Given data:
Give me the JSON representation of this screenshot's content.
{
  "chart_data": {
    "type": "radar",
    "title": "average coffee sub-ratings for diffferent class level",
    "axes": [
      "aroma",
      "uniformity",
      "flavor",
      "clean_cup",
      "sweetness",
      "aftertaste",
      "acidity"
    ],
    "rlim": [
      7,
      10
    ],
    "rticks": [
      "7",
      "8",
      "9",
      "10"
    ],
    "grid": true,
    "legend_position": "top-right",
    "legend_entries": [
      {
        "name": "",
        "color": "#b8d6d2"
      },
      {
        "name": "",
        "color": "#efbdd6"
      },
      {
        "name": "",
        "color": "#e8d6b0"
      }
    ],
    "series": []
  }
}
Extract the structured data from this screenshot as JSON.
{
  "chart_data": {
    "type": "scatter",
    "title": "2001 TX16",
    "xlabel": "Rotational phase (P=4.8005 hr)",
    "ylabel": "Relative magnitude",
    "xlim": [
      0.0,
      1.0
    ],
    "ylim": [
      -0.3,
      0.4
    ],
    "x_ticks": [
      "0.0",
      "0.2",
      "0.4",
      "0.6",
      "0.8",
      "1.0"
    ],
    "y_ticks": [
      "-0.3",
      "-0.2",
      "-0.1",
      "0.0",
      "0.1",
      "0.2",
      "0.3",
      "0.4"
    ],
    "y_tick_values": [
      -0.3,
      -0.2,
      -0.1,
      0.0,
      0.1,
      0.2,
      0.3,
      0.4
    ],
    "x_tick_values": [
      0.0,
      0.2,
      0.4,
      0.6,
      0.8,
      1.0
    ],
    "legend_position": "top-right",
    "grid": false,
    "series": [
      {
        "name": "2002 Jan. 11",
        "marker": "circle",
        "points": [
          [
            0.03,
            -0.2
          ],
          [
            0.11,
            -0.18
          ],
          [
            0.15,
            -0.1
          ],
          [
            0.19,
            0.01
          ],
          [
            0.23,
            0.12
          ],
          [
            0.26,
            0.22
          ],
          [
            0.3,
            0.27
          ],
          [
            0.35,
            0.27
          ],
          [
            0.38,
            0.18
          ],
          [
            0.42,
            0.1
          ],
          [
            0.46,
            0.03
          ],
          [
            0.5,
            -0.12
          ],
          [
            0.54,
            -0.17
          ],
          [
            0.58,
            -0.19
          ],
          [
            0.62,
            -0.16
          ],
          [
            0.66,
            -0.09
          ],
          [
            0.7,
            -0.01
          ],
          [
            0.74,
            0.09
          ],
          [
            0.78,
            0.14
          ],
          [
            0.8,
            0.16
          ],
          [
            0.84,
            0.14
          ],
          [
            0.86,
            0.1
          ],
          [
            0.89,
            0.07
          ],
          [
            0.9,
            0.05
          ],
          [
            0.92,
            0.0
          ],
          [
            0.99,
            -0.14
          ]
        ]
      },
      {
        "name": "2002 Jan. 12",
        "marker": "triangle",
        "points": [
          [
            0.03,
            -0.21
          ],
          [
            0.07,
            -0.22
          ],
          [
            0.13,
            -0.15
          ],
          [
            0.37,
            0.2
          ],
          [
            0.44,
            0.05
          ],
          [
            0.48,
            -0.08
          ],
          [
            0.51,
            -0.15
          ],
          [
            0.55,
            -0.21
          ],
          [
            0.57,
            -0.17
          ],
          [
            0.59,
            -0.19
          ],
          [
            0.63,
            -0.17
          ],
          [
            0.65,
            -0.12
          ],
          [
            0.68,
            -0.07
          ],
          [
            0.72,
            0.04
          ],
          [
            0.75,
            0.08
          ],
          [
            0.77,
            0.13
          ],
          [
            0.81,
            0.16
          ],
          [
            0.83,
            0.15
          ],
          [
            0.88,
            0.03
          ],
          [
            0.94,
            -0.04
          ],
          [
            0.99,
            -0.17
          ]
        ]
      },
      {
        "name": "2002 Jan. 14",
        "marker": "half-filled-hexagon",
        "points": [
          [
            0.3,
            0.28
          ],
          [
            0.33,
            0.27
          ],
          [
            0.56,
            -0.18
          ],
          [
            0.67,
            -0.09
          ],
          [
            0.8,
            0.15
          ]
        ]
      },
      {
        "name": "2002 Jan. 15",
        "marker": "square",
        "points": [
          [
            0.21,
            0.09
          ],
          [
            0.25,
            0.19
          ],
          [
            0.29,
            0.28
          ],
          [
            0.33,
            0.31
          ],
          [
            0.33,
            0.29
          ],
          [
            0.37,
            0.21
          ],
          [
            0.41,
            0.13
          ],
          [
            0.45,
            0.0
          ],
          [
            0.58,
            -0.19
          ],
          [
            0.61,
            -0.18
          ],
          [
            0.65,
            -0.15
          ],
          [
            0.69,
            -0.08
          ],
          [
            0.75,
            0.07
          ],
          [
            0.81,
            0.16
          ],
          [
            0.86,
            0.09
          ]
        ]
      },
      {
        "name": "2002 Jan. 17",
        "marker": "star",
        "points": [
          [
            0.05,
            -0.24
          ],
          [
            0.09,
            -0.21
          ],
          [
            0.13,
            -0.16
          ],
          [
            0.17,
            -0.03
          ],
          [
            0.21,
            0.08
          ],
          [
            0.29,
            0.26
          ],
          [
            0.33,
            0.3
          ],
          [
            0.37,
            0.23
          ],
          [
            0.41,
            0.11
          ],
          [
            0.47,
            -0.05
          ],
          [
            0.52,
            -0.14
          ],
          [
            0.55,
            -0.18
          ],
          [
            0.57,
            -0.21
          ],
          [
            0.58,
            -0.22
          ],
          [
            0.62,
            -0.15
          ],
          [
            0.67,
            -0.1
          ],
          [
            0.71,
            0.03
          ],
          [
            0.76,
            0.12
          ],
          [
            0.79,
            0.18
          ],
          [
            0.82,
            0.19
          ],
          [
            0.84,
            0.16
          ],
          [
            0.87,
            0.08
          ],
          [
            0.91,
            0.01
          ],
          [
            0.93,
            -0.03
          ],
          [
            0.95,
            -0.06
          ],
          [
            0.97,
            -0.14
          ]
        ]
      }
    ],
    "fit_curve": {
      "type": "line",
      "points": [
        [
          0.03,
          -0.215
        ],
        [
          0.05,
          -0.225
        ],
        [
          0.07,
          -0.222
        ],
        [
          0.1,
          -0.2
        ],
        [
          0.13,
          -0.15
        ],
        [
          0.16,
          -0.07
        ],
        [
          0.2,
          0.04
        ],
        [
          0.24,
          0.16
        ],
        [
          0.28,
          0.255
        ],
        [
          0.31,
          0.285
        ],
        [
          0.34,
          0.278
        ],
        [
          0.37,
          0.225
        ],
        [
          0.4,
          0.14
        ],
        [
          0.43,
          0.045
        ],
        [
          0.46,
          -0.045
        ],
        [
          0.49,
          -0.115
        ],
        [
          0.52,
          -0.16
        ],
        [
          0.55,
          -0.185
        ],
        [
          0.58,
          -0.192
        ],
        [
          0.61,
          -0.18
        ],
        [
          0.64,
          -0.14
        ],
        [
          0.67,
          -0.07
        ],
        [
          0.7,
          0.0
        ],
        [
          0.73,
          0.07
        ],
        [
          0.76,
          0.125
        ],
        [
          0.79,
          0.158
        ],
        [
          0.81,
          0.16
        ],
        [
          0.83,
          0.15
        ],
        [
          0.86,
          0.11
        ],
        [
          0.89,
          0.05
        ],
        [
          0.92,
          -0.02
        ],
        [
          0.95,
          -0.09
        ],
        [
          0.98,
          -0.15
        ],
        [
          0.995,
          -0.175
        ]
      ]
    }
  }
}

Requirement: Gather all lines from the records above in which "color" appears.

Output below:
        "color": "#b8d6d2"
        "color": "#efbdd6"
        "color": "#e8d6b0"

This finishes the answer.